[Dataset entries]
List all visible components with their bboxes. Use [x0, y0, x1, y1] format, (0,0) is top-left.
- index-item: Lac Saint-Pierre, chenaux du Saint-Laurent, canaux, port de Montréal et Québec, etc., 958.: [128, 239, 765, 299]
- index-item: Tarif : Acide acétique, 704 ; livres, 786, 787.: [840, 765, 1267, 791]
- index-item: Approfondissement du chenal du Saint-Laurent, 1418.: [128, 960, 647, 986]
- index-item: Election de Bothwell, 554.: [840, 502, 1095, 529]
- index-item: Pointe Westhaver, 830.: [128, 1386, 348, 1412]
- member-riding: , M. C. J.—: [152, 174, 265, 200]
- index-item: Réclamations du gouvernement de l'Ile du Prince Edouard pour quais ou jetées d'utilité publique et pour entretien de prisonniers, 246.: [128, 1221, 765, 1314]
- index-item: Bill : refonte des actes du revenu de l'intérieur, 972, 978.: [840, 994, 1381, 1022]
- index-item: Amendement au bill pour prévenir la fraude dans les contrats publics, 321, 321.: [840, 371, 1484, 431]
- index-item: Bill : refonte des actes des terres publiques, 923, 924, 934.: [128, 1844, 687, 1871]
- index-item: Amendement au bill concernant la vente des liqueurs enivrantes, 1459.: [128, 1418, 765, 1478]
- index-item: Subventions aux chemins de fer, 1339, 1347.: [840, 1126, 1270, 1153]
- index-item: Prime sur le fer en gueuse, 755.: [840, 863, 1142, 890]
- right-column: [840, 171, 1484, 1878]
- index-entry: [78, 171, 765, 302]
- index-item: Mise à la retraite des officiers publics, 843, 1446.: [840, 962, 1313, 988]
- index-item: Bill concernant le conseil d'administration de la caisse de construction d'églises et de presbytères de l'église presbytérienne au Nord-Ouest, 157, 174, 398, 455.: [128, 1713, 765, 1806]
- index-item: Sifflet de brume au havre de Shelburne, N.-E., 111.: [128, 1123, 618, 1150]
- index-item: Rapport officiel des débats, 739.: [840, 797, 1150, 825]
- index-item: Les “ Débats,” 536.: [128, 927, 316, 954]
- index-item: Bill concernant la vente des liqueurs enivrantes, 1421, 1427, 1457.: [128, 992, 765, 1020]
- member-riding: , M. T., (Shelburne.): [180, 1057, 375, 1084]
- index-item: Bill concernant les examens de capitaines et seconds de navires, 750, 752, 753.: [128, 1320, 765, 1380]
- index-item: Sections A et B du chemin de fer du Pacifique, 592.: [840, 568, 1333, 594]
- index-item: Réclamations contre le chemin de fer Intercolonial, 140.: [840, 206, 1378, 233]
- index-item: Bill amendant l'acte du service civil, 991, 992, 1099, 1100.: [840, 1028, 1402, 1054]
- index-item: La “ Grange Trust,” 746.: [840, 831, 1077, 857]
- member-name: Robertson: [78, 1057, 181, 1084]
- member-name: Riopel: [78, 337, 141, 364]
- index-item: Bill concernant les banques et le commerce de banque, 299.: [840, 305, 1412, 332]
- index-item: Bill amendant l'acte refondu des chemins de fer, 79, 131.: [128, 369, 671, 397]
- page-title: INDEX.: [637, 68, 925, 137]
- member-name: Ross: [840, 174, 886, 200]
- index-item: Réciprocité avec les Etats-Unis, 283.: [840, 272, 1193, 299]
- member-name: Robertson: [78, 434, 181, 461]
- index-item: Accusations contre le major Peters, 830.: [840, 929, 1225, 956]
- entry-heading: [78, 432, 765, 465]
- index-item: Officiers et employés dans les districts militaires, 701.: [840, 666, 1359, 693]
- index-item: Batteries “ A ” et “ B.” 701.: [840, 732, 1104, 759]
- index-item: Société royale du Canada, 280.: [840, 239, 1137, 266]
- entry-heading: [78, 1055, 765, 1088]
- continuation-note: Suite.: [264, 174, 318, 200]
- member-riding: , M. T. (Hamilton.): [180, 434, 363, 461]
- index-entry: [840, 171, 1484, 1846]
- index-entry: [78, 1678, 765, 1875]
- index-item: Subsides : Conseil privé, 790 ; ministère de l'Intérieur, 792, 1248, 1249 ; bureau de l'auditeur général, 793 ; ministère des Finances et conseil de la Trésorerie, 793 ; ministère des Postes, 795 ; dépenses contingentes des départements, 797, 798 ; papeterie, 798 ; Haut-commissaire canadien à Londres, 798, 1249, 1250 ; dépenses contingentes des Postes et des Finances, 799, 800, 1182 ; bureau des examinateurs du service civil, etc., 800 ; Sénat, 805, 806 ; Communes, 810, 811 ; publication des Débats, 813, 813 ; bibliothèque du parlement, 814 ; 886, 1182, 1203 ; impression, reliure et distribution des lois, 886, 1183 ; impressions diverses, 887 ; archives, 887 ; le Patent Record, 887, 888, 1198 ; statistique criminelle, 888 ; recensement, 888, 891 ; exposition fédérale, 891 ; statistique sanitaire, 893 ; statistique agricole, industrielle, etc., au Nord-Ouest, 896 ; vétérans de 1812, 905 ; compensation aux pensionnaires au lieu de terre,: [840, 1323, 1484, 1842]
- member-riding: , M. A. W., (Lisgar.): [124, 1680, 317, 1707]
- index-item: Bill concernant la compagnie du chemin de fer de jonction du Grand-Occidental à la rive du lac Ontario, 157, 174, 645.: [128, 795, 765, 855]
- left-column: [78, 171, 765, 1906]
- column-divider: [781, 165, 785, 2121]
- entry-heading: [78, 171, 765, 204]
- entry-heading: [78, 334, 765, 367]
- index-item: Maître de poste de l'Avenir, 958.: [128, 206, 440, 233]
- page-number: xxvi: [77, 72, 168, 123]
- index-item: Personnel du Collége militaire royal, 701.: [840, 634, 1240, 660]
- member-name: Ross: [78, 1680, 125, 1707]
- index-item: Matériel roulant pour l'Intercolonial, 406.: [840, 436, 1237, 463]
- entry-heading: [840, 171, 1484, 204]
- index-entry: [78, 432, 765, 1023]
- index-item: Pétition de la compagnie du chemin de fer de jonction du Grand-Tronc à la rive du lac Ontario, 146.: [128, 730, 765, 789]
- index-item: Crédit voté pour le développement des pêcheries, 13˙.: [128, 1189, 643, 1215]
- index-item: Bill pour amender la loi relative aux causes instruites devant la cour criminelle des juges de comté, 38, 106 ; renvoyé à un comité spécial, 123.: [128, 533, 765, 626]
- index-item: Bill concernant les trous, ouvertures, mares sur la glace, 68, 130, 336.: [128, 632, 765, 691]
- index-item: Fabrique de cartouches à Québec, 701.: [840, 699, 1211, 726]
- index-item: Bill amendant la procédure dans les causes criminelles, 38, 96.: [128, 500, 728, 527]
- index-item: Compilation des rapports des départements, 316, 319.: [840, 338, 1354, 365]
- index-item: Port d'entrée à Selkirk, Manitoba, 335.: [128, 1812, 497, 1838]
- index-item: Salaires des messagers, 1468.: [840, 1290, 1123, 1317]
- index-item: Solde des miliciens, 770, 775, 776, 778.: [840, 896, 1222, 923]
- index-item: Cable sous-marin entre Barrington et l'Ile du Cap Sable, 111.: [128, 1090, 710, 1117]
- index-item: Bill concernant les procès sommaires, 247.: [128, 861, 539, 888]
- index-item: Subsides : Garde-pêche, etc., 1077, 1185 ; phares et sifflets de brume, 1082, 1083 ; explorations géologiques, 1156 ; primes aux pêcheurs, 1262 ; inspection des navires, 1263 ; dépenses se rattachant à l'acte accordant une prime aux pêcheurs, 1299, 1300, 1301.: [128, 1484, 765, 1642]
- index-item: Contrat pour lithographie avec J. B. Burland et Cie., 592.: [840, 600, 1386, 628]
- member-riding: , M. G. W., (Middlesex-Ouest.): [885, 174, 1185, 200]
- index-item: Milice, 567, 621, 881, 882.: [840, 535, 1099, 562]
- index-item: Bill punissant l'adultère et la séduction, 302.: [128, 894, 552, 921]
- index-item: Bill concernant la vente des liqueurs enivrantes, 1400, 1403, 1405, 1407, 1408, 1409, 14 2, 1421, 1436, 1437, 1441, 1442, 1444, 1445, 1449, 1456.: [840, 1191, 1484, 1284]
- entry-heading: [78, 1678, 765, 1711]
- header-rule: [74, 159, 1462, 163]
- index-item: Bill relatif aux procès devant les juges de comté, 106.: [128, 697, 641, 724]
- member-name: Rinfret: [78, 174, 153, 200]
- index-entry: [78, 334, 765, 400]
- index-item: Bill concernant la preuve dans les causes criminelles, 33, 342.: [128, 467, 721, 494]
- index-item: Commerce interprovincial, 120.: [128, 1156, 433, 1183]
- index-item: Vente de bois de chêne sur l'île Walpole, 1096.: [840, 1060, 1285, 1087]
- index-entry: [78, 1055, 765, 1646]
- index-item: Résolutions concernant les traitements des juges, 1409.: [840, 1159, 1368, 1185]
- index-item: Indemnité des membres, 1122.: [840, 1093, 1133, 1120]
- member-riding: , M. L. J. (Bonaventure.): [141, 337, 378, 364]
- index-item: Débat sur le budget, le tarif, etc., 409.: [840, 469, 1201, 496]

→ **Prompt**
Print the stretch of the entries from their first line through the line containing "- member-riding: , M. C.", with both ends included and each line reproduced verbatim.

→ **The output**
List all visible components with their bboxes. Use [x0, y0, x1, y1] format, (0,0) is top-left.
- index-item: Lac Saint-Pierre, chenaux du Saint-Laurent, canaux, port de Montréal et Québec, etc., 958.: [128, 239, 765, 299]
- index-item: Tarif : Acide acétique, 704 ; livres, 786, 787.: [840, 765, 1267, 791]
- index-item: Approfondissement du chenal du Saint-Laurent, 1418.: [128, 960, 647, 986]
- index-item: Election de Bothwell, 554.: [840, 502, 1095, 529]
- index-item: Pointe Westhaver, 830.: [128, 1386, 348, 1412]
- member-riding: , M. C. J.—: [152, 174, 265, 200]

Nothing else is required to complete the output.